_What you are asked to do_.
Transcribe the whole listing below without changing a word, but leave out every image.

Data tied to figure images
=-=-=

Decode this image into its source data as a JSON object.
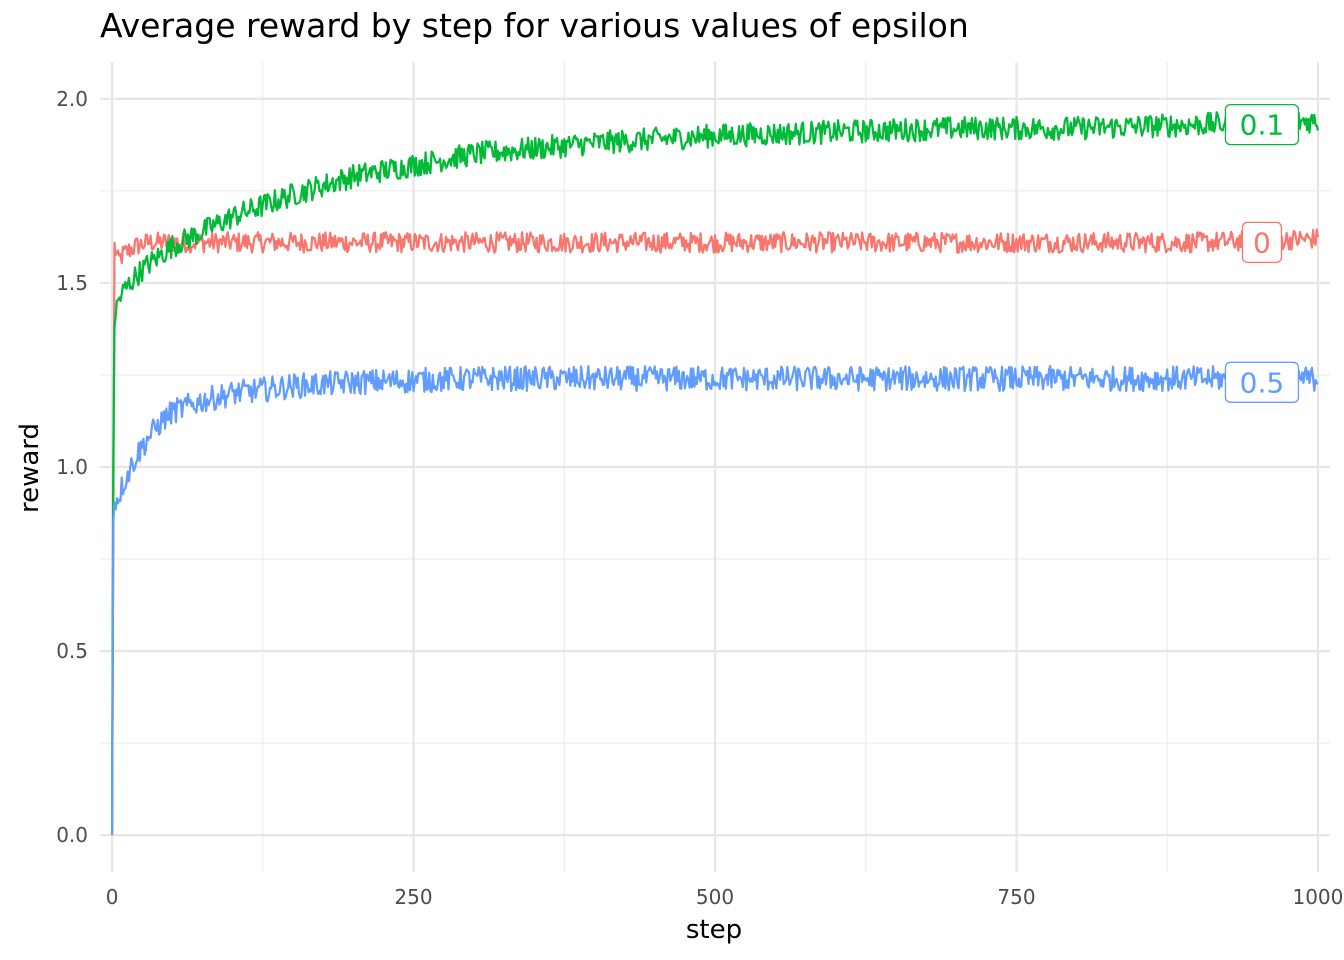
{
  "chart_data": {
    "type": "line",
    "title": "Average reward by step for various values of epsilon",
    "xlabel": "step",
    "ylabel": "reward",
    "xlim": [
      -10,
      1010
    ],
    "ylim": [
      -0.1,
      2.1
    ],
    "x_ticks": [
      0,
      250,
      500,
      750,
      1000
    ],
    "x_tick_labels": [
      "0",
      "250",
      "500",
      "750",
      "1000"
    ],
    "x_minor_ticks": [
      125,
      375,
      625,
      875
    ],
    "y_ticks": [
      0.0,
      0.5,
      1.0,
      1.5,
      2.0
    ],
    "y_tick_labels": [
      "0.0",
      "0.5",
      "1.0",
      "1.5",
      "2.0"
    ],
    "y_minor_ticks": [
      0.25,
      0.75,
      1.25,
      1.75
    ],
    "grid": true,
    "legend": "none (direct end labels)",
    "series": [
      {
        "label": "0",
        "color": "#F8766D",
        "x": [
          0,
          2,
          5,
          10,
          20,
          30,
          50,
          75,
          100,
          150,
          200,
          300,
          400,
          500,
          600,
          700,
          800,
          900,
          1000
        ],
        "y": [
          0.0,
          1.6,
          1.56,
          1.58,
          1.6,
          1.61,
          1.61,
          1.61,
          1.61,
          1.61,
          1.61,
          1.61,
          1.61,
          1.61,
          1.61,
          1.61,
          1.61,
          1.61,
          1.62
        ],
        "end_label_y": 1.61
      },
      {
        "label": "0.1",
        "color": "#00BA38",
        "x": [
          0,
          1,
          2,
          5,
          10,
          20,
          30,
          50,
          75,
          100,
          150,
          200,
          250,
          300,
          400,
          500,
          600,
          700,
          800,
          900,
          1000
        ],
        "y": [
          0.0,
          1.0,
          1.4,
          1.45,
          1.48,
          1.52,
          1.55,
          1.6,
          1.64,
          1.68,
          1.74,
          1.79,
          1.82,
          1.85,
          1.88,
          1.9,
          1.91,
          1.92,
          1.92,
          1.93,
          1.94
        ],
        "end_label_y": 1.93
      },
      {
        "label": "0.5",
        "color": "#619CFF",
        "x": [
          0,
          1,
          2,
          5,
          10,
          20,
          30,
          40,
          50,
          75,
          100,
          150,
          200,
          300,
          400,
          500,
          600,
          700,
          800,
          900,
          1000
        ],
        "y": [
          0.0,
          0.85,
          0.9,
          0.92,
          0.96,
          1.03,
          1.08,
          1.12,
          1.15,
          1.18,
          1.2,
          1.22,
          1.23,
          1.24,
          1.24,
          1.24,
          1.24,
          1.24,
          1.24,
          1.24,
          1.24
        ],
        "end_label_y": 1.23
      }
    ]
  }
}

=-=-=

_Full response_.
Decode this image into its source data as a JSON object.
{
  "chart_data": {
    "type": "line",
    "title": "Average reward by step for various values of epsilon",
    "xlabel": "step",
    "ylabel": "reward",
    "xlim": [
      -10,
      1010
    ],
    "ylim": [
      -0.1,
      2.1
    ],
    "x_ticks": [
      0,
      250,
      500,
      750,
      1000
    ],
    "x_tick_labels": [
      "0",
      "250",
      "500",
      "750",
      "1000"
    ],
    "x_minor_ticks": [
      125,
      375,
      625,
      875
    ],
    "y_ticks": [
      0.0,
      0.5,
      1.0,
      1.5,
      2.0
    ],
    "y_tick_labels": [
      "0.0",
      "0.5",
      "1.0",
      "1.5",
      "2.0"
    ],
    "y_minor_ticks": [
      0.25,
      0.75,
      1.25,
      1.75
    ],
    "grid": true,
    "legend": "none (direct end labels)",
    "series": [
      {
        "label": "0",
        "color": "#F8766D",
        "x": [
          0,
          2,
          5,
          10,
          20,
          30,
          50,
          75,
          100,
          150,
          200,
          300,
          400,
          500,
          600,
          700,
          800,
          900,
          1000
        ],
        "y": [
          0.0,
          1.6,
          1.56,
          1.58,
          1.6,
          1.61,
          1.61,
          1.61,
          1.61,
          1.61,
          1.61,
          1.61,
          1.61,
          1.61,
          1.61,
          1.61,
          1.61,
          1.61,
          1.62
        ],
        "end_label_y": 1.61
      },
      {
        "label": "0.1",
        "color": "#00BA38",
        "x": [
          0,
          1,
          2,
          5,
          10,
          20,
          30,
          50,
          75,
          100,
          150,
          200,
          250,
          300,
          400,
          500,
          600,
          700,
          800,
          900,
          1000
        ],
        "y": [
          0.0,
          1.0,
          1.4,
          1.45,
          1.48,
          1.52,
          1.55,
          1.6,
          1.64,
          1.68,
          1.74,
          1.79,
          1.82,
          1.85,
          1.88,
          1.9,
          1.91,
          1.92,
          1.92,
          1.93,
          1.94
        ],
        "end_label_y": 1.93
      },
      {
        "label": "0.5",
        "color": "#619CFF",
        "x": [
          0,
          1,
          2,
          5,
          10,
          20,
          30,
          40,
          50,
          75,
          100,
          150,
          200,
          300,
          400,
          500,
          600,
          700,
          800,
          900,
          1000
        ],
        "y": [
          0.0,
          0.85,
          0.9,
          0.92,
          0.96,
          1.03,
          1.08,
          1.12,
          1.15,
          1.18,
          1.2,
          1.22,
          1.23,
          1.24,
          1.24,
          1.24,
          1.24,
          1.24,
          1.24,
          1.24,
          1.24
        ],
        "end_label_y": 1.23
      }
    ]
  }
}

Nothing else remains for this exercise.